Records for processing.
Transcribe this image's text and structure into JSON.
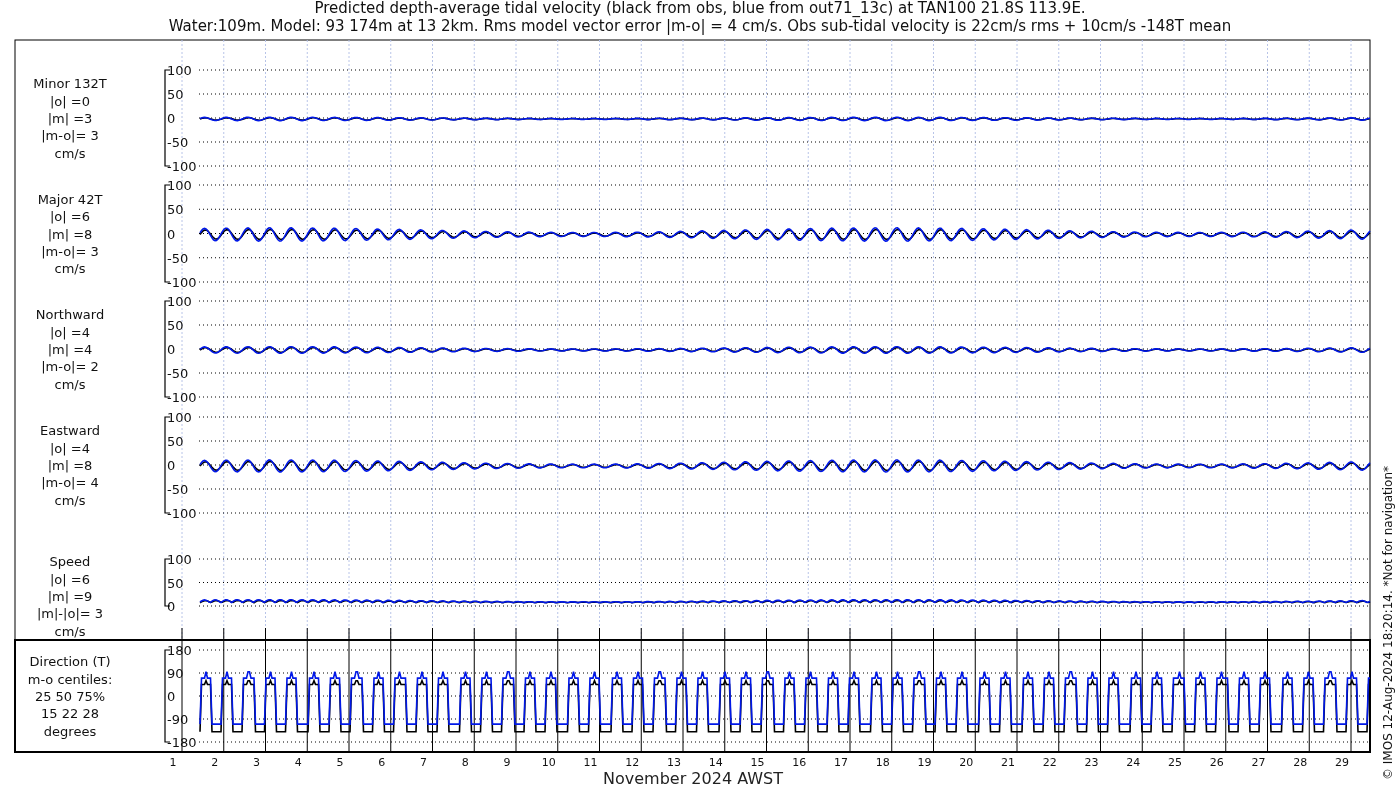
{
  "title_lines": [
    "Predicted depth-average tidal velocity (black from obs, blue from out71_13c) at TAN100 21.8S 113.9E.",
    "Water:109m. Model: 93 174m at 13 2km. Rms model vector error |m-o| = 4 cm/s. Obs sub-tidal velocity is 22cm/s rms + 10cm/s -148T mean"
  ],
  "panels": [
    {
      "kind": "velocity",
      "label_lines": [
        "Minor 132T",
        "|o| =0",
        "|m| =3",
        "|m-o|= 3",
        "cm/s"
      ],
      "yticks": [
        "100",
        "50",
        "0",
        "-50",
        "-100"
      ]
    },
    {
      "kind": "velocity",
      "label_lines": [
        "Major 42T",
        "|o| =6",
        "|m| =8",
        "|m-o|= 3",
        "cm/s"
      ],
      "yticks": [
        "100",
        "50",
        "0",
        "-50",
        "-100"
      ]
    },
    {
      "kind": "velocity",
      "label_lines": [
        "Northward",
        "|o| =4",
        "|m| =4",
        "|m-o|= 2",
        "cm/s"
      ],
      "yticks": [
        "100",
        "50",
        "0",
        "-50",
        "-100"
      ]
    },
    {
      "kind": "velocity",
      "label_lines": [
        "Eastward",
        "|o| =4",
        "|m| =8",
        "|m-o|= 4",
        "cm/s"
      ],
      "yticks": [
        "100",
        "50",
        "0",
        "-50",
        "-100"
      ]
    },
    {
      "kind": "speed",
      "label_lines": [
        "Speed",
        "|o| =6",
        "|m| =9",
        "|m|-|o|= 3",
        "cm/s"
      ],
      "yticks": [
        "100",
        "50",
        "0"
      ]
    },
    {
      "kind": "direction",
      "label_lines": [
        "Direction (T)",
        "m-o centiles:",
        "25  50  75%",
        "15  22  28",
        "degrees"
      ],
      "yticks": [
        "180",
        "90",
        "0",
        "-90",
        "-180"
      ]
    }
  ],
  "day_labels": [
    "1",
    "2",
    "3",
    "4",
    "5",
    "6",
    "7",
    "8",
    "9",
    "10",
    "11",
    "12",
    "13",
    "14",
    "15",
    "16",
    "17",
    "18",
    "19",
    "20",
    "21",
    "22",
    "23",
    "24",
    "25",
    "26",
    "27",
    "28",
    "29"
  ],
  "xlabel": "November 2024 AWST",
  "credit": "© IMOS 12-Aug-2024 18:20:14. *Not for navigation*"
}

--

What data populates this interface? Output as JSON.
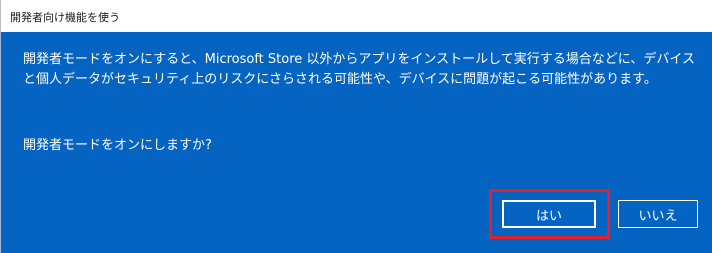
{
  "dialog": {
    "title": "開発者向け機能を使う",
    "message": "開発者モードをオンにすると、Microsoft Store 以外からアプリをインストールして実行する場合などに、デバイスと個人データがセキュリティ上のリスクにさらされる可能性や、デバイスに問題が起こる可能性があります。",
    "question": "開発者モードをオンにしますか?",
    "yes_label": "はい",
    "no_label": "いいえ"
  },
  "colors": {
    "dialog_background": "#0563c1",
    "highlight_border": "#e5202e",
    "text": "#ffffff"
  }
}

Written problem.
Extract, from the material above, each line holding the word "text".

Correct answer.
Transcribe this image's text and structure into JSON.
    "text": "#ffffff"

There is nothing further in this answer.